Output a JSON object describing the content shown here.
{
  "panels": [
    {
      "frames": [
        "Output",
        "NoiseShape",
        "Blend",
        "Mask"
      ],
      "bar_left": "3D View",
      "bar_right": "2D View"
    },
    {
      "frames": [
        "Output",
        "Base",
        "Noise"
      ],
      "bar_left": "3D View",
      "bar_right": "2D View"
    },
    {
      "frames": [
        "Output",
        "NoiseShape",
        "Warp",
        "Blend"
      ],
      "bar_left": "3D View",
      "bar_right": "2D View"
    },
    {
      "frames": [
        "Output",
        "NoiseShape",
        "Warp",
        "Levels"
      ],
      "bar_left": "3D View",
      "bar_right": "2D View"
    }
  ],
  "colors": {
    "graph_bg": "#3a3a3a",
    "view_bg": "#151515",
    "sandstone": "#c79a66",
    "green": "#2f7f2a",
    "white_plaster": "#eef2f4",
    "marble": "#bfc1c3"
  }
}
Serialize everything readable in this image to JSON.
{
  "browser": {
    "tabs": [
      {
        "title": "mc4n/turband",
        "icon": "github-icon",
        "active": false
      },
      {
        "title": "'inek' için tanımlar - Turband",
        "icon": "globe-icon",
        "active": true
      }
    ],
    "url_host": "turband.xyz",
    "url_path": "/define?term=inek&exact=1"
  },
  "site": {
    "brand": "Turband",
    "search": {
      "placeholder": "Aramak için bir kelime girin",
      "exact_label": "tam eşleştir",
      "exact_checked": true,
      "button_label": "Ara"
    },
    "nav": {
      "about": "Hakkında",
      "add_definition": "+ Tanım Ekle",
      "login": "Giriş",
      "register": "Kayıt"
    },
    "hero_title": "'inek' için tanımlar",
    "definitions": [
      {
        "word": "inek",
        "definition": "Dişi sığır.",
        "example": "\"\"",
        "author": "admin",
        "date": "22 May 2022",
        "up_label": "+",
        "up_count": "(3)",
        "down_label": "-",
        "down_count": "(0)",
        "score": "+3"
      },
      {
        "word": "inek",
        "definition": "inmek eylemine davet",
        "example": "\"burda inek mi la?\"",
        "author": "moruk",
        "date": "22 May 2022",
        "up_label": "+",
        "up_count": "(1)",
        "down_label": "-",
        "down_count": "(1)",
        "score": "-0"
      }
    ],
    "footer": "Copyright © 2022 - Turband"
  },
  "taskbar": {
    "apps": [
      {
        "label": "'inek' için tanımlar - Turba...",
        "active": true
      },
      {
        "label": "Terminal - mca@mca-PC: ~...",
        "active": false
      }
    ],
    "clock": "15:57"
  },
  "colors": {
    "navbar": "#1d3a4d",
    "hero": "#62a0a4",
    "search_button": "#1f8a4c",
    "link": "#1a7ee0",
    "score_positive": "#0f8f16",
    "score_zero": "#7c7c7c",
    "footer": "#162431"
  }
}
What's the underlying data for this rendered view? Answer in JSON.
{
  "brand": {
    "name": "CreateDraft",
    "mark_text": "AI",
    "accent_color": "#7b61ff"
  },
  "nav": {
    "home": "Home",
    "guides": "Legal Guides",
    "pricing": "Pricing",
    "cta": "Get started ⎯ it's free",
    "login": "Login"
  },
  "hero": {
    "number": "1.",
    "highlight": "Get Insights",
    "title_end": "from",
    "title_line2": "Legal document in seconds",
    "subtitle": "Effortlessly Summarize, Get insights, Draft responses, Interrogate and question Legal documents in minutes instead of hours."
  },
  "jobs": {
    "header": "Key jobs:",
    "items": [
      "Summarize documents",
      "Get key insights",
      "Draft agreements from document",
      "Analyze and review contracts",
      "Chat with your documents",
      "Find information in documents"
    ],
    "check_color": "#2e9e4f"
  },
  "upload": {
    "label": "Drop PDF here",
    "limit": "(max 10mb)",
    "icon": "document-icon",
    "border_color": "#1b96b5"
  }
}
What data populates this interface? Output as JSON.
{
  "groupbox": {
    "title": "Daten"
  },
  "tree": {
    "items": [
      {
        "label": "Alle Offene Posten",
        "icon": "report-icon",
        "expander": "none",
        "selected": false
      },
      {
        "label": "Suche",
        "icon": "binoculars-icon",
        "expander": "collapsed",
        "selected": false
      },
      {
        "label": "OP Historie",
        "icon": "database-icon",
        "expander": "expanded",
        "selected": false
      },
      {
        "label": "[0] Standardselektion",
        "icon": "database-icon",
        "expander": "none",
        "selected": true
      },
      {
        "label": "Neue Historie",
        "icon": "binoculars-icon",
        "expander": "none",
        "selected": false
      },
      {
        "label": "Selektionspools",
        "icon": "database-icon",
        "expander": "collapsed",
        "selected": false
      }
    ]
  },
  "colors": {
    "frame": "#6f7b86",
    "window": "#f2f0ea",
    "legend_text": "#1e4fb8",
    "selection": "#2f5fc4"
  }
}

##########

EXERCISE DESCRIPTION: In the entries above, how many lines contain the word "footer"? Answer with the number only.

THE ANSWER: 2